----- Given information -----
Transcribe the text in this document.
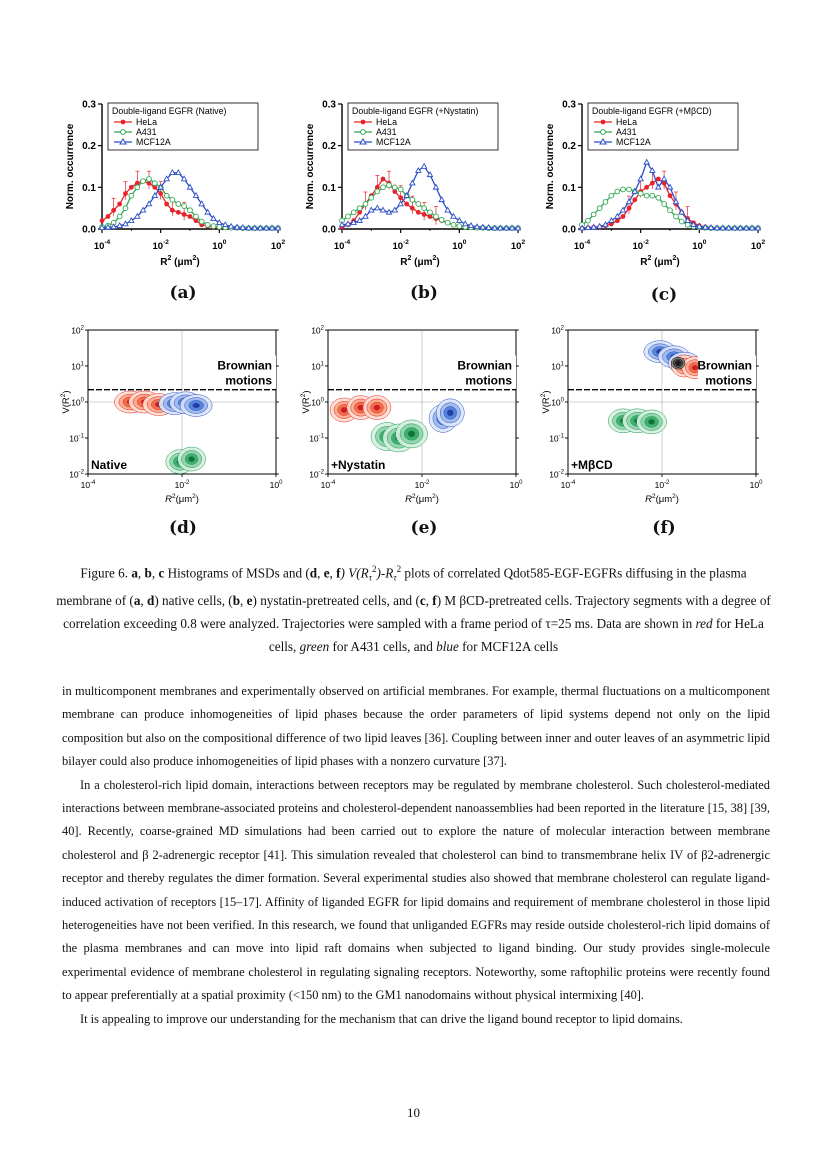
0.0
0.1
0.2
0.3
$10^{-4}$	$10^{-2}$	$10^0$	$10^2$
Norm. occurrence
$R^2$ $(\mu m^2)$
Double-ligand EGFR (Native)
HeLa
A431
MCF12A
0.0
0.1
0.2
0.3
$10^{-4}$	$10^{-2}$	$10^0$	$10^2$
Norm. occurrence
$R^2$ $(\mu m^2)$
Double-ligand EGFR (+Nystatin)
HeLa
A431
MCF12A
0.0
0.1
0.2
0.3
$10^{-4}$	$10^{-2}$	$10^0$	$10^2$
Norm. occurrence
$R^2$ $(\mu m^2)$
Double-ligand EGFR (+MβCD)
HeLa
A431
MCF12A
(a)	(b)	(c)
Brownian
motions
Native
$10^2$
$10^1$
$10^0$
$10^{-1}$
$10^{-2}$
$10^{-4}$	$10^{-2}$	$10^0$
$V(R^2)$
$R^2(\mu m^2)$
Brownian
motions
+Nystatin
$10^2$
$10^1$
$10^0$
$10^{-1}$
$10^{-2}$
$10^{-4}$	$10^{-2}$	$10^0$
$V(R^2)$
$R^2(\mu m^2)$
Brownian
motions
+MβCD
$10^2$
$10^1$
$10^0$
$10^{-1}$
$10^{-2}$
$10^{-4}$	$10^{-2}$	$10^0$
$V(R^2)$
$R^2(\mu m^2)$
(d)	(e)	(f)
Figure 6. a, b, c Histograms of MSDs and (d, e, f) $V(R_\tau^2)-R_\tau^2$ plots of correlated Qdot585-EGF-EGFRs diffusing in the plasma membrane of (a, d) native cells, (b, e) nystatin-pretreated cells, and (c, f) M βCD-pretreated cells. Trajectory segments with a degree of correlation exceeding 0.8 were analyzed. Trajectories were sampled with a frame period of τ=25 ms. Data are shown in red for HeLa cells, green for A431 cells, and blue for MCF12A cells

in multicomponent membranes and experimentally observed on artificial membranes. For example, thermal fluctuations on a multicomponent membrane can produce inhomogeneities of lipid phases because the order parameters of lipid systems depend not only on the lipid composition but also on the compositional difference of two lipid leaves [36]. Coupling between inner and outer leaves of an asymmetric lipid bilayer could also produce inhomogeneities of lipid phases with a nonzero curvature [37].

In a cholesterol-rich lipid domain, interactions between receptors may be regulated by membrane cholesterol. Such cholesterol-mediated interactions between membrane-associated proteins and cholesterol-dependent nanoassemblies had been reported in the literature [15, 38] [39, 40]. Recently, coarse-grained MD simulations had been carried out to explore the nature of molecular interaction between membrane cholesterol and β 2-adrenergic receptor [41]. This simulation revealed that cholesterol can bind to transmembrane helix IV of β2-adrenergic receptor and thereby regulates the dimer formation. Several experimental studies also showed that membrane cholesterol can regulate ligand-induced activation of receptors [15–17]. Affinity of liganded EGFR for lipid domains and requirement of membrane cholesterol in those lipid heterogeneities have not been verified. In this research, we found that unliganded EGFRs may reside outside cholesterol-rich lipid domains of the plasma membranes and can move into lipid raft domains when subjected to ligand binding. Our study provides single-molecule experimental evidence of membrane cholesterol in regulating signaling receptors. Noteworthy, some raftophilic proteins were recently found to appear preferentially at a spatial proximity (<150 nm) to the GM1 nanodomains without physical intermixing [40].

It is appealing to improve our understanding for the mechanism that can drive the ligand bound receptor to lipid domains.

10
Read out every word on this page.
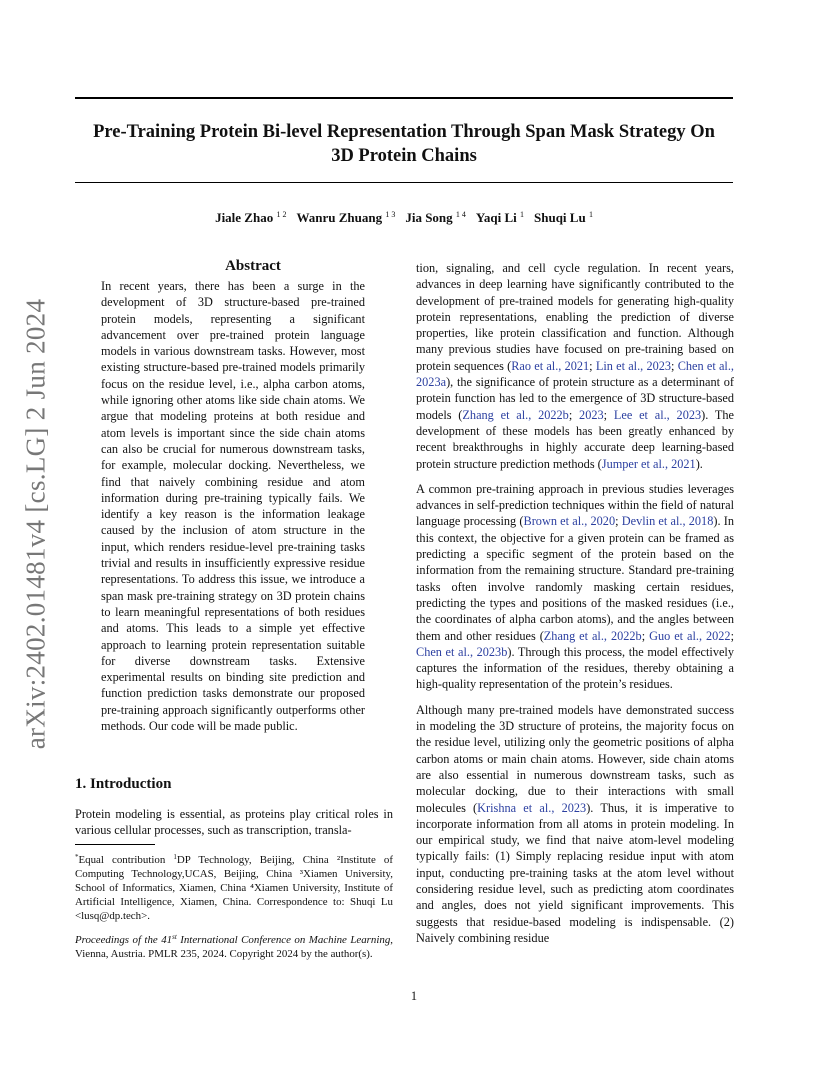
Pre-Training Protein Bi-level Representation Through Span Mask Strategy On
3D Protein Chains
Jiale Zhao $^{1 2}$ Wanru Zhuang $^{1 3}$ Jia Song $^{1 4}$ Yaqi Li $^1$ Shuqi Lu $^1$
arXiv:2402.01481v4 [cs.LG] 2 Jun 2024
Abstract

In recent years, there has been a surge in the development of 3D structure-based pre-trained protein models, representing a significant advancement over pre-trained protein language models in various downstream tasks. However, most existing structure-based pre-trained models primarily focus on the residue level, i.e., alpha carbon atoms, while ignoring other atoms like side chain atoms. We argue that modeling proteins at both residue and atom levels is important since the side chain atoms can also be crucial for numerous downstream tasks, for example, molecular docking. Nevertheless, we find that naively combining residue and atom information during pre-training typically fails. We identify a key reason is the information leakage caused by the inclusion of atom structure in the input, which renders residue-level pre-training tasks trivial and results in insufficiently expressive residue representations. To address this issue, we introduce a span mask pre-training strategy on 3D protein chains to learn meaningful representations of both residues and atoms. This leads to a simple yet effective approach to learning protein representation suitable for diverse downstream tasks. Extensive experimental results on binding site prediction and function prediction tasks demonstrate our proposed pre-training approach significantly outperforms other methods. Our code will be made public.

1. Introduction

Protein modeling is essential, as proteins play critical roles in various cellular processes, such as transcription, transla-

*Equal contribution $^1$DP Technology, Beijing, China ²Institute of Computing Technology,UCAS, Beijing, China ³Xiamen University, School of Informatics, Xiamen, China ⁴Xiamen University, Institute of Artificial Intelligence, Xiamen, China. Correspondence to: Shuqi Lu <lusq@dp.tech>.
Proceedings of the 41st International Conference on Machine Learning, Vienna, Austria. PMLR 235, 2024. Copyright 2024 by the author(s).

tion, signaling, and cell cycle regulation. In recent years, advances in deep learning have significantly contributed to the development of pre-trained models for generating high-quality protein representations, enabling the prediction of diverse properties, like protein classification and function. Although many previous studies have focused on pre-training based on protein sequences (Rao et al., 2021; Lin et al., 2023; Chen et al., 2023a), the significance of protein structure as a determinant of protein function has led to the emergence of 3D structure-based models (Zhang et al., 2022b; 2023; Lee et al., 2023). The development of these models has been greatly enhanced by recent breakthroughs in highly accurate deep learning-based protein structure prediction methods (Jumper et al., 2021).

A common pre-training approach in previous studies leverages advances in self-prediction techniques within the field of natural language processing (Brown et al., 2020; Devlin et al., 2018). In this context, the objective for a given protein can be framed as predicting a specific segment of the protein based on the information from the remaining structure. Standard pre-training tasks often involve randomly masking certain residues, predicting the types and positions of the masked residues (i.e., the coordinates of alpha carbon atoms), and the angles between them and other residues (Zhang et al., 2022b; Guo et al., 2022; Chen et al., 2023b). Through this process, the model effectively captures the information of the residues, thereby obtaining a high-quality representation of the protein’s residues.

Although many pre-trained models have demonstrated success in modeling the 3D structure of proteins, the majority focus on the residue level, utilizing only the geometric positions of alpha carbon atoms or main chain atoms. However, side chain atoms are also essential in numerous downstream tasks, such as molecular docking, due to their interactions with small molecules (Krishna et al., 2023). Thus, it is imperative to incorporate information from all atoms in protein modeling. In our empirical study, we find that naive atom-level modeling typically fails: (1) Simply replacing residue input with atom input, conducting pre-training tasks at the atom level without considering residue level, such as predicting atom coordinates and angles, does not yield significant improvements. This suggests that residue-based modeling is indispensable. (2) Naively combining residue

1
-----
• **What the task asks**
Lines holding "Double" in the listing above: report how many there are, with the number alone.

• **Response box**
3